WORK TO BE COMPLETED:
Omit all images. Transcribe the rest of the material below exactly.

━━━━━━━━━━━━━━━━━━━━━━━━━━━━━━

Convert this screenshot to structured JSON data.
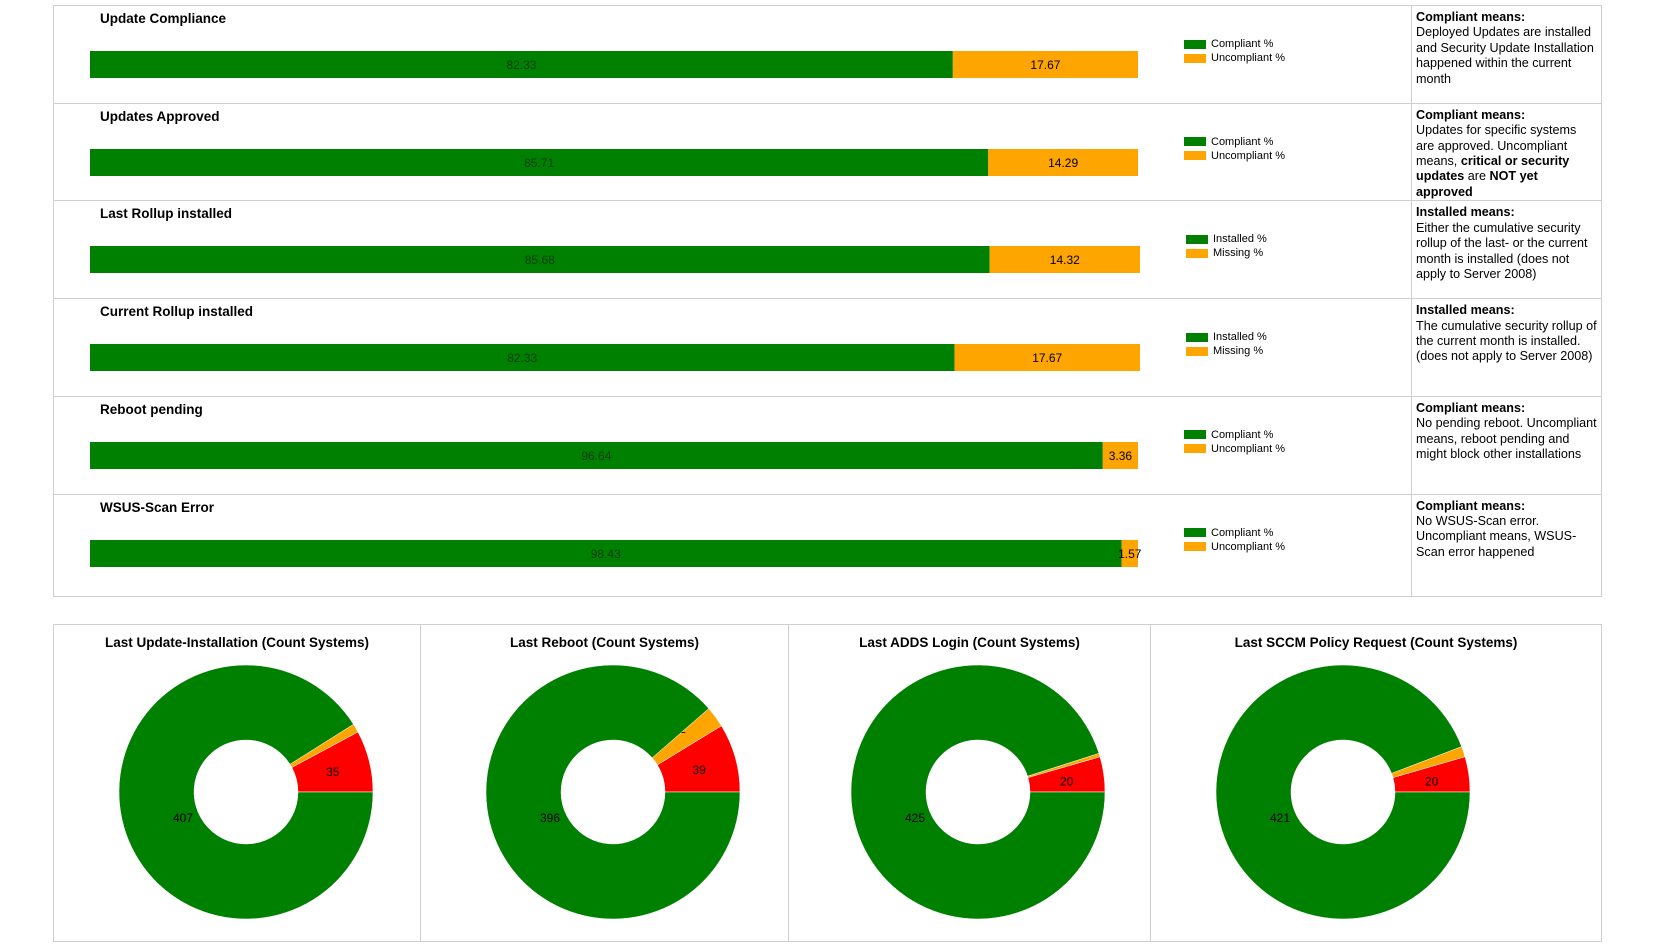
{
  "colors": {
    "green": "#008000",
    "orange": "#FFA500",
    "red": "#FF0000"
  },
  "chart_data": [
    {
      "type": "bar",
      "orientation": "horizontal-stacked",
      "title": "Update Compliance",
      "series": [
        {
          "name": "Compliant %",
          "values": [
            82.33
          ]
        },
        {
          "name": "Uncompliant %",
          "values": [
            17.67
          ]
        }
      ],
      "xlim": [
        0,
        100
      ]
    },
    {
      "type": "bar",
      "orientation": "horizontal-stacked",
      "title": "Updates Approved",
      "series": [
        {
          "name": "Compliant %",
          "values": [
            85.71
          ]
        },
        {
          "name": "Uncompliant %",
          "values": [
            14.29
          ]
        }
      ],
      "xlim": [
        0,
        100
      ]
    },
    {
      "type": "bar",
      "orientation": "horizontal-stacked",
      "title": "Last Rollup installed",
      "series": [
        {
          "name": "Installed %",
          "values": [
            85.68
          ]
        },
        {
          "name": "Missing %",
          "values": [
            14.32
          ]
        }
      ],
      "xlim": [
        0,
        100
      ]
    },
    {
      "type": "bar",
      "orientation": "horizontal-stacked",
      "title": "Current Rollup installed",
      "series": [
        {
          "name": "Installed %",
          "values": [
            82.33
          ]
        },
        {
          "name": "Missing %",
          "values": [
            17.67
          ]
        }
      ],
      "xlim": [
        0,
        100
      ]
    },
    {
      "type": "bar",
      "orientation": "horizontal-stacked",
      "title": "Reboot pending",
      "series": [
        {
          "name": "Compliant %",
          "values": [
            96.64
          ]
        },
        {
          "name": "Uncompliant %",
          "values": [
            3.36
          ]
        }
      ],
      "xlim": [
        0,
        100
      ]
    },
    {
      "type": "bar",
      "orientation": "horizontal-stacked",
      "title": "WSUS-Scan Error",
      "series": [
        {
          "name": "Compliant %",
          "values": [
            98.43
          ]
        },
        {
          "name": "Uncompliant %",
          "values": [
            1.57
          ]
        }
      ],
      "xlim": [
        0,
        100
      ]
    },
    {
      "type": "pie",
      "style": "donut",
      "title": "Last Update-Installation (Count Systems)",
      "values": [
        407,
        35,
        5
      ],
      "colors": [
        "#008000",
        "#FF0000",
        "#FFA500"
      ]
    },
    {
      "type": "pie",
      "style": "donut",
      "title": "Last Reboot (Count Systems)",
      "values": [
        396,
        39,
        12
      ],
      "colors": [
        "#008000",
        "#FF0000",
        "#FFA500"
      ]
    },
    {
      "type": "pie",
      "style": "donut",
      "title": "Last ADDS Login (Count Systems)",
      "values": [
        425,
        20,
        2
      ],
      "colors": [
        "#008000",
        "#FF0000",
        "#FFA500"
      ]
    },
    {
      "type": "pie",
      "style": "donut",
      "title": "Last SCCM Policy Request (Count Systems)",
      "values": [
        421,
        20,
        6
      ],
      "colors": [
        "#008000",
        "#FF0000",
        "#FFA500"
      ]
    }
  ],
  "descriptions": [
    {
      "heading": "Compliant means:",
      "parts": [
        {
          "t": "Deployed Updates are installed and Security Update Installation happened within the current month",
          "b": false
        }
      ]
    },
    {
      "heading": "Compliant means:",
      "parts": [
        {
          "t": "Updates for specific systems are approved. Uncompliant means, ",
          "b": false
        },
        {
          "t": "critical or security updates",
          "b": true
        },
        {
          "t": " are ",
          "b": false
        },
        {
          "t": "NOT yet approved",
          "b": true
        }
      ]
    },
    {
      "heading": "Installed means:",
      "parts": [
        {
          "t": "Either the cumulative security rollup of the last- or the current month is installed (does not apply to Server 2008)",
          "b": false
        }
      ]
    },
    {
      "heading": "Installed means:",
      "parts": [
        {
          "t": "The cumulative security rollup of  the current month is installed.\n(does not apply to Server 2008)",
          "b": false
        }
      ]
    },
    {
      "heading": "Compliant means:",
      "parts": [
        {
          "t": "No pending reboot. Uncompliant means, reboot pending and might block other installations",
          "b": false
        }
      ]
    },
    {
      "heading": "Compliant means:",
      "parts": [
        {
          "t": "No WSUS-Scan error. Uncompliant means, WSUS-Scan error happened",
          "b": false
        }
      ]
    }
  ]
}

━━━━━━━━━━━━━━━━━━━━━━━━━━━━━━

SOLUTION TO THE PROBLEM:
Convert this screenshot to structured JSON data.
{
  "colors": {
    "green": "#008000",
    "orange": "#FFA500",
    "red": "#FF0000"
  },
  "chart_data": [
    {
      "type": "bar",
      "orientation": "horizontal-stacked",
      "title": "Update Compliance",
      "series": [
        {
          "name": "Compliant %",
          "values": [
            82.33
          ]
        },
        {
          "name": "Uncompliant %",
          "values": [
            17.67
          ]
        }
      ],
      "xlim": [
        0,
        100
      ]
    },
    {
      "type": "bar",
      "orientation": "horizontal-stacked",
      "title": "Updates Approved",
      "series": [
        {
          "name": "Compliant %",
          "values": [
            85.71
          ]
        },
        {
          "name": "Uncompliant %",
          "values": [
            14.29
          ]
        }
      ],
      "xlim": [
        0,
        100
      ]
    },
    {
      "type": "bar",
      "orientation": "horizontal-stacked",
      "title": "Last Rollup installed",
      "series": [
        {
          "name": "Installed %",
          "values": [
            85.68
          ]
        },
        {
          "name": "Missing %",
          "values": [
            14.32
          ]
        }
      ],
      "xlim": [
        0,
        100
      ]
    },
    {
      "type": "bar",
      "orientation": "horizontal-stacked",
      "title": "Current Rollup installed",
      "series": [
        {
          "name": "Installed %",
          "values": [
            82.33
          ]
        },
        {
          "name": "Missing %",
          "values": [
            17.67
          ]
        }
      ],
      "xlim": [
        0,
        100
      ]
    },
    {
      "type": "bar",
      "orientation": "horizontal-stacked",
      "title": "Reboot pending",
      "series": [
        {
          "name": "Compliant %",
          "values": [
            96.64
          ]
        },
        {
          "name": "Uncompliant %",
          "values": [
            3.36
          ]
        }
      ],
      "xlim": [
        0,
        100
      ]
    },
    {
      "type": "bar",
      "orientation": "horizontal-stacked",
      "title": "WSUS-Scan Error",
      "series": [
        {
          "name": "Compliant %",
          "values": [
            98.43
          ]
        },
        {
          "name": "Uncompliant %",
          "values": [
            1.57
          ]
        }
      ],
      "xlim": [
        0,
        100
      ]
    },
    {
      "type": "pie",
      "style": "donut",
      "title": "Last Update-Installation (Count Systems)",
      "values": [
        407,
        35,
        5
      ],
      "colors": [
        "#008000",
        "#FF0000",
        "#FFA500"
      ]
    },
    {
      "type": "pie",
      "style": "donut",
      "title": "Last Reboot (Count Systems)",
      "values": [
        396,
        39,
        12
      ],
      "colors": [
        "#008000",
        "#FF0000",
        "#FFA500"
      ]
    },
    {
      "type": "pie",
      "style": "donut",
      "title": "Last ADDS Login (Count Systems)",
      "values": [
        425,
        20,
        2
      ],
      "colors": [
        "#008000",
        "#FF0000",
        "#FFA500"
      ]
    },
    {
      "type": "pie",
      "style": "donut",
      "title": "Last SCCM Policy Request (Count Systems)",
      "values": [
        421,
        20,
        6
      ],
      "colors": [
        "#008000",
        "#FF0000",
        "#FFA500"
      ]
    }
  ],
  "descriptions": [
    {
      "heading": "Compliant means:",
      "parts": [
        {
          "t": "Deployed Updates are installed and Security Update Installation happened within the current month",
          "b": false
        }
      ]
    },
    {
      "heading": "Compliant means:",
      "parts": [
        {
          "t": "Updates for specific systems are approved. Uncompliant means, ",
          "b": false
        },
        {
          "t": "critical or security updates",
          "b": true
        },
        {
          "t": " are ",
          "b": false
        },
        {
          "t": "NOT yet approved",
          "b": true
        }
      ]
    },
    {
      "heading": "Installed means:",
      "parts": [
        {
          "t": "Either the cumulative security rollup of the last- or the current month is installed (does not apply to Server 2008)",
          "b": false
        }
      ]
    },
    {
      "heading": "Installed means:",
      "parts": [
        {
          "t": "The cumulative security rollup of  the current month is installed.\n(does not apply to Server 2008)",
          "b": false
        }
      ]
    },
    {
      "heading": "Compliant means:",
      "parts": [
        {
          "t": "No pending reboot. Uncompliant means, reboot pending and might block other installations",
          "b": false
        }
      ]
    },
    {
      "heading": "Compliant means:",
      "parts": [
        {
          "t": "No WSUS-Scan error. Uncompliant means, WSUS-Scan error happened",
          "b": false
        }
      ]
    }
  ]
}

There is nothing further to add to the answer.